* **Exercise requirements**
Print out each record below, unaltered and complete, without its images.

Stored entries:

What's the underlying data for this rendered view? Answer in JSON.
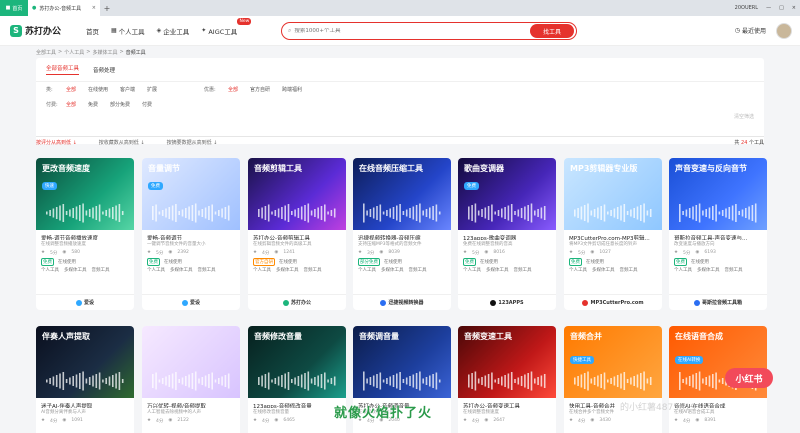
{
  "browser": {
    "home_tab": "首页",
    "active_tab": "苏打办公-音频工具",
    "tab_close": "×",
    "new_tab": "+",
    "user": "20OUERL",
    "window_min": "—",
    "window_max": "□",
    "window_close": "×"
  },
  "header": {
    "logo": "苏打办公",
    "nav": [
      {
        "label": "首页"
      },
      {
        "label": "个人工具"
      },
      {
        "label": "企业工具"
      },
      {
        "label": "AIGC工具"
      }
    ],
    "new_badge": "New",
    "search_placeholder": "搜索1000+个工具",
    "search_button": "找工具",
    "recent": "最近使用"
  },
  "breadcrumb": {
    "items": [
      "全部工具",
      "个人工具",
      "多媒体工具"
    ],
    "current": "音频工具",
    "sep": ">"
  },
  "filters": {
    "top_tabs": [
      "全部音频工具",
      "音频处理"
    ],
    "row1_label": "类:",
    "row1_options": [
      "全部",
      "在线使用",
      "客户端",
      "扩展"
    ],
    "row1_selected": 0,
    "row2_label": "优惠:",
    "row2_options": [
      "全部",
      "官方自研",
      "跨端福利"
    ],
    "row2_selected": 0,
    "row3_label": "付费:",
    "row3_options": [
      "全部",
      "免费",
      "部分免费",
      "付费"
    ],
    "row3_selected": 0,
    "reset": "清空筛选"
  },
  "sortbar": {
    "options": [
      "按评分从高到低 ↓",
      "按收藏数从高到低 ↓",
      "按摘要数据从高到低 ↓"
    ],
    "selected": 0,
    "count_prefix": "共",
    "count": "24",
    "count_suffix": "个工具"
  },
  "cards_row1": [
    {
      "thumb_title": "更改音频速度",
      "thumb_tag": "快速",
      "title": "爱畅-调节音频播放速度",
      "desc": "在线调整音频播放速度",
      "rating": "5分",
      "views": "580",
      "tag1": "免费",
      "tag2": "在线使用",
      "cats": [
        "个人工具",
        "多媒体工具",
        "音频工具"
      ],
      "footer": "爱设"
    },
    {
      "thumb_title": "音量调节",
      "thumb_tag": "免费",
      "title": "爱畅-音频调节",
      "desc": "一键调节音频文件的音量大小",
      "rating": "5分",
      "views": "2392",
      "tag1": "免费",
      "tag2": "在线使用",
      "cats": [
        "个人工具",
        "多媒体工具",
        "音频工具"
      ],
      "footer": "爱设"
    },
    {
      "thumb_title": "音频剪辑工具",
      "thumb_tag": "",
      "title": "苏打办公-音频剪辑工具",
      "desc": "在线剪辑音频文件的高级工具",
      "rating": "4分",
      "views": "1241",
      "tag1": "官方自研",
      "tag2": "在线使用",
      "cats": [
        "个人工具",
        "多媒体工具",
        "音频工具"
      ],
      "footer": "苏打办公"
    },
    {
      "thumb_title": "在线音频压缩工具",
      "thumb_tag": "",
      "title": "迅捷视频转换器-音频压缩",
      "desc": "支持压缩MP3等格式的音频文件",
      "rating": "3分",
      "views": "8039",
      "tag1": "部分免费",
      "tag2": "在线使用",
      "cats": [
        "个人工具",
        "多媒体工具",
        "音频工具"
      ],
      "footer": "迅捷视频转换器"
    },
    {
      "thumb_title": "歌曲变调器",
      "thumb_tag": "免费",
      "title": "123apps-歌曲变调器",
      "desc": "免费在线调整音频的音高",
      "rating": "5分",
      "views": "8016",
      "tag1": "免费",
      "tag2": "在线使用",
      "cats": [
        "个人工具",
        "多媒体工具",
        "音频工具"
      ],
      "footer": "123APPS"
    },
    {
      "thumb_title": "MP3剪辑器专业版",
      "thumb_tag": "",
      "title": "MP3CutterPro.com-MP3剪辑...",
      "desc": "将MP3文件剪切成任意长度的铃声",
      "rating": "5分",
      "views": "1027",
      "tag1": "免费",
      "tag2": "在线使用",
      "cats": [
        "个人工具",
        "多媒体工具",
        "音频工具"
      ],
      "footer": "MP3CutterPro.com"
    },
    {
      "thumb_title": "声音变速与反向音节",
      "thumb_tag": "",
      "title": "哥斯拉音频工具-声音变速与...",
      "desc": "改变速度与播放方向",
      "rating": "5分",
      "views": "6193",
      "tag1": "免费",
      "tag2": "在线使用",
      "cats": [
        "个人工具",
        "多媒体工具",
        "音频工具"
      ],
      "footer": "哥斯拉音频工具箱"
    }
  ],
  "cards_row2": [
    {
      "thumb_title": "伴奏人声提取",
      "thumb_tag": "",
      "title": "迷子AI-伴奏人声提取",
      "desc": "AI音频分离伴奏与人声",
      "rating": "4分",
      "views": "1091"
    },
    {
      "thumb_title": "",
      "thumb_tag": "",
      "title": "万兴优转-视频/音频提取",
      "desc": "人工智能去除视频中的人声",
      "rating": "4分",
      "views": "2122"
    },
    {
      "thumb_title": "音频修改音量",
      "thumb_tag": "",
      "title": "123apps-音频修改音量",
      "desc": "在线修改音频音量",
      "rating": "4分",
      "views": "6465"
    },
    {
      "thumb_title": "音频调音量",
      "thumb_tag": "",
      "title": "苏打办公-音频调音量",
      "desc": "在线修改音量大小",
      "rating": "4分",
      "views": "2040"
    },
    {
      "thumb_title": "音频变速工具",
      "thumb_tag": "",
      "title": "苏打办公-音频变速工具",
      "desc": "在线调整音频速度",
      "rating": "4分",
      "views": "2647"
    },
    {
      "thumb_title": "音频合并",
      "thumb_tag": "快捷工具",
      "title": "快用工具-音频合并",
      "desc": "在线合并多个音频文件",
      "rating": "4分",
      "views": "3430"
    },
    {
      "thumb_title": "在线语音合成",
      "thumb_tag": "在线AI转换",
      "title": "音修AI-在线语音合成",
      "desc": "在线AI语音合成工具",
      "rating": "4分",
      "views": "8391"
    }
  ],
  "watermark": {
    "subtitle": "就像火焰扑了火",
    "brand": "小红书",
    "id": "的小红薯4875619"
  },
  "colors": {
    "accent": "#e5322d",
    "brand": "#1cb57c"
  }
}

* **Task result**
What's the underlying data for this rendered view? Answer in JSON.
{
  "browser": {
    "home_tab": "首页",
    "active_tab": "苏打办公-音频工具",
    "tab_close": "×",
    "new_tab": "+",
    "user": "20OUERL",
    "window_min": "—",
    "window_max": "□",
    "window_close": "×"
  },
  "header": {
    "logo": "苏打办公",
    "nav": [
      {
        "label": "首页"
      },
      {
        "label": "个人工具"
      },
      {
        "label": "企业工具"
      },
      {
        "label": "AIGC工具"
      }
    ],
    "new_badge": "New",
    "search_placeholder": "搜索1000+个工具",
    "search_button": "找工具",
    "recent": "最近使用"
  },
  "breadcrumb": {
    "items": [
      "全部工具",
      "个人工具",
      "多媒体工具"
    ],
    "current": "音频工具",
    "sep": ">"
  },
  "filters": {
    "top_tabs": [
      "全部音频工具",
      "音频处理"
    ],
    "row1_label": "类:",
    "row1_options": [
      "全部",
      "在线使用",
      "客户端",
      "扩展"
    ],
    "row1_selected": 0,
    "row2_label": "优惠:",
    "row2_options": [
      "全部",
      "官方自研",
      "跨端福利"
    ],
    "row2_selected": 0,
    "row3_label": "付费:",
    "row3_options": [
      "全部",
      "免费",
      "部分免费",
      "付费"
    ],
    "row3_selected": 0,
    "reset": "清空筛选"
  },
  "sortbar": {
    "options": [
      "按评分从高到低 ↓",
      "按收藏数从高到低 ↓",
      "按摘要数据从高到低 ↓"
    ],
    "selected": 0,
    "count_prefix": "共",
    "count": "24",
    "count_suffix": "个工具"
  },
  "cards_row1": [
    {
      "thumb_title": "更改音频速度",
      "thumb_tag": "快速",
      "title": "爱畅-调节音频播放速度",
      "desc": "在线调整音频播放速度",
      "rating": "5分",
      "views": "580",
      "tag1": "免费",
      "tag2": "在线使用",
      "cats": [
        "个人工具",
        "多媒体工具",
        "音频工具"
      ],
      "footer": "爱设"
    },
    {
      "thumb_title": "音量调节",
      "thumb_tag": "免费",
      "title": "爱畅-音频调节",
      "desc": "一键调节音频文件的音量大小",
      "rating": "5分",
      "views": "2392",
      "tag1": "免费",
      "tag2": "在线使用",
      "cats": [
        "个人工具",
        "多媒体工具",
        "音频工具"
      ],
      "footer": "爱设"
    },
    {
      "thumb_title": "音频剪辑工具",
      "thumb_tag": "",
      "title": "苏打办公-音频剪辑工具",
      "desc": "在线剪辑音频文件的高级工具",
      "rating": "4分",
      "views": "1241",
      "tag1": "官方自研",
      "tag2": "在线使用",
      "cats": [
        "个人工具",
        "多媒体工具",
        "音频工具"
      ],
      "footer": "苏打办公"
    },
    {
      "thumb_title": "在线音频压缩工具",
      "thumb_tag": "",
      "title": "迅捷视频转换器-音频压缩",
      "desc": "支持压缩MP3等格式的音频文件",
      "rating": "3分",
      "views": "8039",
      "tag1": "部分免费",
      "tag2": "在线使用",
      "cats": [
        "个人工具",
        "多媒体工具",
        "音频工具"
      ],
      "footer": "迅捷视频转换器"
    },
    {
      "thumb_title": "歌曲变调器",
      "thumb_tag": "免费",
      "title": "123apps-歌曲变调器",
      "desc": "免费在线调整音频的音高",
      "rating": "5分",
      "views": "8016",
      "tag1": "免费",
      "tag2": "在线使用",
      "cats": [
        "个人工具",
        "多媒体工具",
        "音频工具"
      ],
      "footer": "123APPS"
    },
    {
      "thumb_title": "MP3剪辑器专业版",
      "thumb_tag": "",
      "title": "MP3CutterPro.com-MP3剪辑...",
      "desc": "将MP3文件剪切成任意长度的铃声",
      "rating": "5分",
      "views": "1027",
      "tag1": "免费",
      "tag2": "在线使用",
      "cats": [
        "个人工具",
        "多媒体工具",
        "音频工具"
      ],
      "footer": "MP3CutterPro.com"
    },
    {
      "thumb_title": "声音变速与反向音节",
      "thumb_tag": "",
      "title": "哥斯拉音频工具-声音变速与...",
      "desc": "改变速度与播放方向",
      "rating": "5分",
      "views": "6193",
      "tag1": "免费",
      "tag2": "在线使用",
      "cats": [
        "个人工具",
        "多媒体工具",
        "音频工具"
      ],
      "footer": "哥斯拉音频工具箱"
    }
  ],
  "cards_row2": [
    {
      "thumb_title": "伴奏人声提取",
      "thumb_tag": "",
      "title": "迷子AI-伴奏人声提取",
      "desc": "AI音频分离伴奏与人声",
      "rating": "4分",
      "views": "1091"
    },
    {
      "thumb_title": "",
      "thumb_tag": "",
      "title": "万兴优转-视频/音频提取",
      "desc": "人工智能去除视频中的人声",
      "rating": "4分",
      "views": "2122"
    },
    {
      "thumb_title": "音频修改音量",
      "thumb_tag": "",
      "title": "123apps-音频修改音量",
      "desc": "在线修改音频音量",
      "rating": "4分",
      "views": "6465"
    },
    {
      "thumb_title": "音频调音量",
      "thumb_tag": "",
      "title": "苏打办公-音频调音量",
      "desc": "在线修改音量大小",
      "rating": "4分",
      "views": "2040"
    },
    {
      "thumb_title": "音频变速工具",
      "thumb_tag": "",
      "title": "苏打办公-音频变速工具",
      "desc": "在线调整音频速度",
      "rating": "4分",
      "views": "2647"
    },
    {
      "thumb_title": "音频合并",
      "thumb_tag": "快捷工具",
      "title": "快用工具-音频合并",
      "desc": "在线合并多个音频文件",
      "rating": "4分",
      "views": "3430"
    },
    {
      "thumb_title": "在线语音合成",
      "thumb_tag": "在线AI转换",
      "title": "音修AI-在线语音合成",
      "desc": "在线AI语音合成工具",
      "rating": "4分",
      "views": "8391"
    }
  ],
  "watermark": {
    "subtitle": "就像火焰扑了火",
    "brand": "小红书",
    "id": "的小红薯4875619"
  },
  "colors": {
    "accent": "#e5322d",
    "brand": "#1cb57c"
  }
}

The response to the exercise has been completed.